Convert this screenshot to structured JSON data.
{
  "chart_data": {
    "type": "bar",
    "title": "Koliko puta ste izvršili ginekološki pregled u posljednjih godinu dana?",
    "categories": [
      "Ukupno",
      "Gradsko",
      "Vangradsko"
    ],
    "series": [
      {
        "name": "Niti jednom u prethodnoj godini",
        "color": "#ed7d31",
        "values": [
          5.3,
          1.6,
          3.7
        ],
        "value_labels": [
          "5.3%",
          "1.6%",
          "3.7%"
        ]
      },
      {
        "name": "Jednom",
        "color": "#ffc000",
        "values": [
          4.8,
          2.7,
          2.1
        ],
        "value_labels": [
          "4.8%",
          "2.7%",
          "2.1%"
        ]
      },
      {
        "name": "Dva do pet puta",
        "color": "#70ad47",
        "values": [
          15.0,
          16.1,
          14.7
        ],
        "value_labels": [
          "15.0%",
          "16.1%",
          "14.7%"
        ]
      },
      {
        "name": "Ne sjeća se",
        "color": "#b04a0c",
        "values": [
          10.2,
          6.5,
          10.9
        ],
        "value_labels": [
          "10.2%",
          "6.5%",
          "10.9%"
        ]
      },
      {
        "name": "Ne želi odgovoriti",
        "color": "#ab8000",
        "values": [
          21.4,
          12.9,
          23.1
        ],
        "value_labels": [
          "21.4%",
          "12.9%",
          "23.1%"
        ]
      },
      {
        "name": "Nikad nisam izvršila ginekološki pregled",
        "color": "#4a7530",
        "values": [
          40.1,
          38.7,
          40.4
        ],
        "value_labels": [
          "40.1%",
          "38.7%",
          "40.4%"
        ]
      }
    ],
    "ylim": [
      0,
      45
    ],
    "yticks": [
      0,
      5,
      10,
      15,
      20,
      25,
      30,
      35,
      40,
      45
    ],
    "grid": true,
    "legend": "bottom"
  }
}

----------

**Stated goal**
All of the records must be repeated exactly.

**Exercise response**
Convert this screenshot to structured JSON data.
{
  "chart_data": {
    "type": "bar",
    "title": "Koliko puta ste izvršili ginekološki pregled u posljednjih godinu dana?",
    "categories": [
      "Ukupno",
      "Gradsko",
      "Vangradsko"
    ],
    "series": [
      {
        "name": "Niti jednom u prethodnoj godini",
        "color": "#ed7d31",
        "values": [
          5.3,
          1.6,
          3.7
        ],
        "value_labels": [
          "5.3%",
          "1.6%",
          "3.7%"
        ]
      },
      {
        "name": "Jednom",
        "color": "#ffc000",
        "values": [
          4.8,
          2.7,
          2.1
        ],
        "value_labels": [
          "4.8%",
          "2.7%",
          "2.1%"
        ]
      },
      {
        "name": "Dva do pet puta",
        "color": "#70ad47",
        "values": [
          15.0,
          16.1,
          14.7
        ],
        "value_labels": [
          "15.0%",
          "16.1%",
          "14.7%"
        ]
      },
      {
        "name": "Ne sjeća se",
        "color": "#b04a0c",
        "values": [
          10.2,
          6.5,
          10.9
        ],
        "value_labels": [
          "10.2%",
          "6.5%",
          "10.9%"
        ]
      },
      {
        "name": "Ne želi odgovoriti",
        "color": "#ab8000",
        "values": [
          21.4,
          12.9,
          23.1
        ],
        "value_labels": [
          "21.4%",
          "12.9%",
          "23.1%"
        ]
      },
      {
        "name": "Nikad nisam izvršila ginekološki pregled",
        "color": "#4a7530",
        "values": [
          40.1,
          38.7,
          40.4
        ],
        "value_labels": [
          "40.1%",
          "38.7%",
          "40.4%"
        ]
      }
    ],
    "ylim": [
      0,
      45
    ],
    "yticks": [
      0,
      5,
      10,
      15,
      20,
      25,
      30,
      35,
      40,
      45
    ],
    "grid": true,
    "legend": "bottom"
  }
}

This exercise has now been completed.